## DATASET RECORDS

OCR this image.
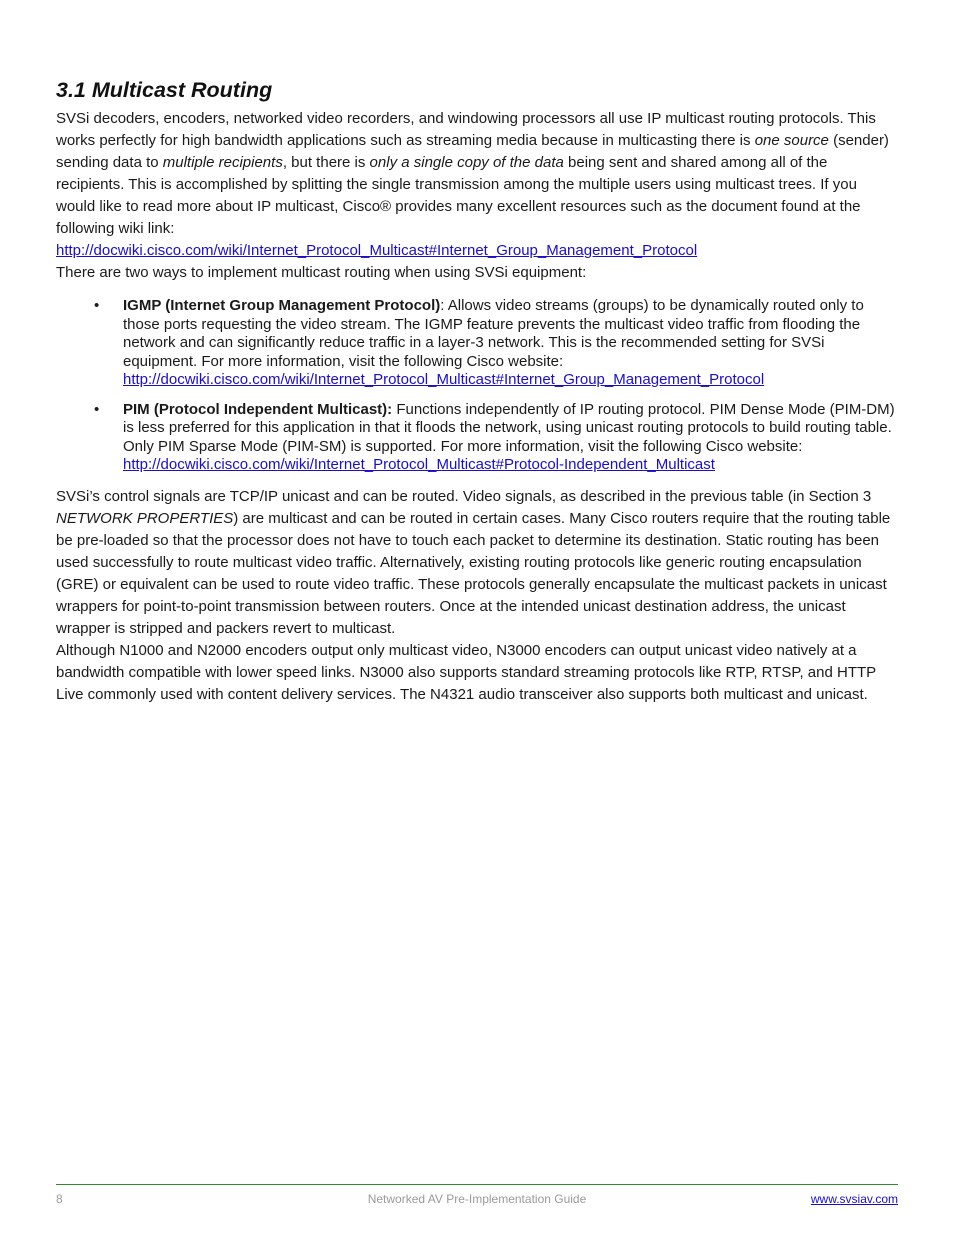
3.1 Multicast Routing

SVSi decoders, encoders, networked video recorders, and windowing processors all use IP multicast routing protocols. This works perfectly for high bandwidth applications such as streaming media because in multicasting there is one source (sender) sending data to multiple recipients, but there is only a single copy of the data being sent and shared among all of the recipients. This is accomplished by splitting the single transmission among the multiple users using multicast trees. If you would like to read more about IP multicast, Cisco® provides many excellent resources such as the document found at the following wiki link:
http://docwiki.cisco.com/wiki/Internet_Protocol_Multicast#Internet_Group_Management_Protocol

There are two ways to implement multicast routing when using SVSi equipment:

• IGMP (Internet Group Management Protocol): Allows video streams (groups) to be dynamically routed only to those ports requesting the video stream. The IGMP feature prevents the multicast video traffic from flooding the network and can significantly reduce traffic in a layer-3 network. This is the recommended setting for SVSi equipment. For more information, visit the following Cisco website:
http://docwiki.cisco.com/wiki/Internet_Protocol_Multicast#Internet_Group_Management_Protocol
• PIM (Protocol Independent Multicast): Functions independently of IP routing protocol. PIM Dense Mode (PIM-DM) is less preferred for this application in that it floods the network, using unicast routing protocols to build routing table. Only PIM Sparse Mode (PIM-SM) is supported. For more information, visit the following Cisco website:
http://docwiki.cisco.com/wiki/Internet_Protocol_Multicast#Protocol-Independent_Multicast

SVSi’s control signals are TCP/IP unicast and can be routed. Video signals, as described in the previous table (in Section 3 NETWORK PROPERTIES) are multicast and can be routed in certain cases. Many Cisco routers require that the routing table be pre-loaded so that the processor does not have to touch each packet to determine its destination. Static routing has been used successfully to route multicast video traffic. Alternatively, existing routing protocols like generic routing encapsulation (GRE) or equivalent can be used to route video traffic. These protocols generally encapsulate the multicast packets in unicast wrappers for point-to-point transmission between routers. Once at the intended unicast destination address, the unicast wrapper is stripped and packers revert to multicast.

Although N1000 and N2000 encoders output only multicast video, N3000 encoders can output unicast video natively at a bandwidth compatible with lower speed links. N3000 also supports standard streaming protocols like RTP, RTSP, and HTTP Live commonly used with content delivery services. The N4321 audio transceiver also supports both multicast and unicast.

8	Networked AV Pre-Implementation Guide	www.svsiav.com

## EXERCISE OBJECTIVE
Each line of the material must be retyped exactly, except that images are omitted.

## RESPONSE
OCR this image.
3.1 Multicast Routing

SVSi decoders, encoders, networked video recorders, and windowing processors all use IP multicast routing protocols. This works perfectly for high bandwidth applications such as streaming media because in multicasting there is one source (sender) sending data to multiple recipients, but there is only a single copy of the data being sent and shared among all of the recipients. This is accomplished by splitting the single transmission among the multiple users using multicast trees. If you would like to read more about IP multicast, Cisco® provides many excellent resources such as the document found at the following wiki link:
http://docwiki.cisco.com/wiki/Internet_Protocol_Multicast#Internet_Group_Management_Protocol

There are two ways to implement multicast routing when using SVSi equipment:

• IGMP (Internet Group Management Protocol): Allows video streams (groups) to be dynamically routed only to those ports requesting the video stream. The IGMP feature prevents the multicast video traffic from flooding the network and can significantly reduce traffic in a layer-3 network. This is the recommended setting for SVSi equipment. For more information, visit the following Cisco website:
http://docwiki.cisco.com/wiki/Internet_Protocol_Multicast#Internet_Group_Management_Protocol
• PIM (Protocol Independent Multicast): Functions independently of IP routing protocol. PIM Dense Mode (PIM-DM) is less preferred for this application in that it floods the network, using unicast routing protocols to build routing table. Only PIM Sparse Mode (PIM-SM) is supported. For more information, visit the following Cisco website:
http://docwiki.cisco.com/wiki/Internet_Protocol_Multicast#Protocol-Independent_Multicast

SVSi’s control signals are TCP/IP unicast and can be routed. Video signals, as described in the previous table (in Section 3 NETWORK PROPERTIES) are multicast and can be routed in certain cases. Many Cisco routers require that the routing table be pre-loaded so that the processor does not have to touch each packet to determine its destination. Static routing has been used successfully to route multicast video traffic. Alternatively, existing routing protocols like generic routing encapsulation (GRE) or equivalent can be used to route video traffic. These protocols generally encapsulate the multicast packets in unicast wrappers for point-to-point transmission between routers. Once at the intended unicast destination address, the unicast wrapper is stripped and packers revert to multicast.

Although N1000 and N2000 encoders output only multicast video, N3000 encoders can output unicast video natively at a bandwidth compatible with lower speed links. N3000 also supports standard streaming protocols like RTP, RTSP, and HTTP Live commonly used with content delivery services. The N4321 audio transceiver also supports both multicast and unicast.

8	Networked AV Pre-Implementation Guide	www.svsiav.com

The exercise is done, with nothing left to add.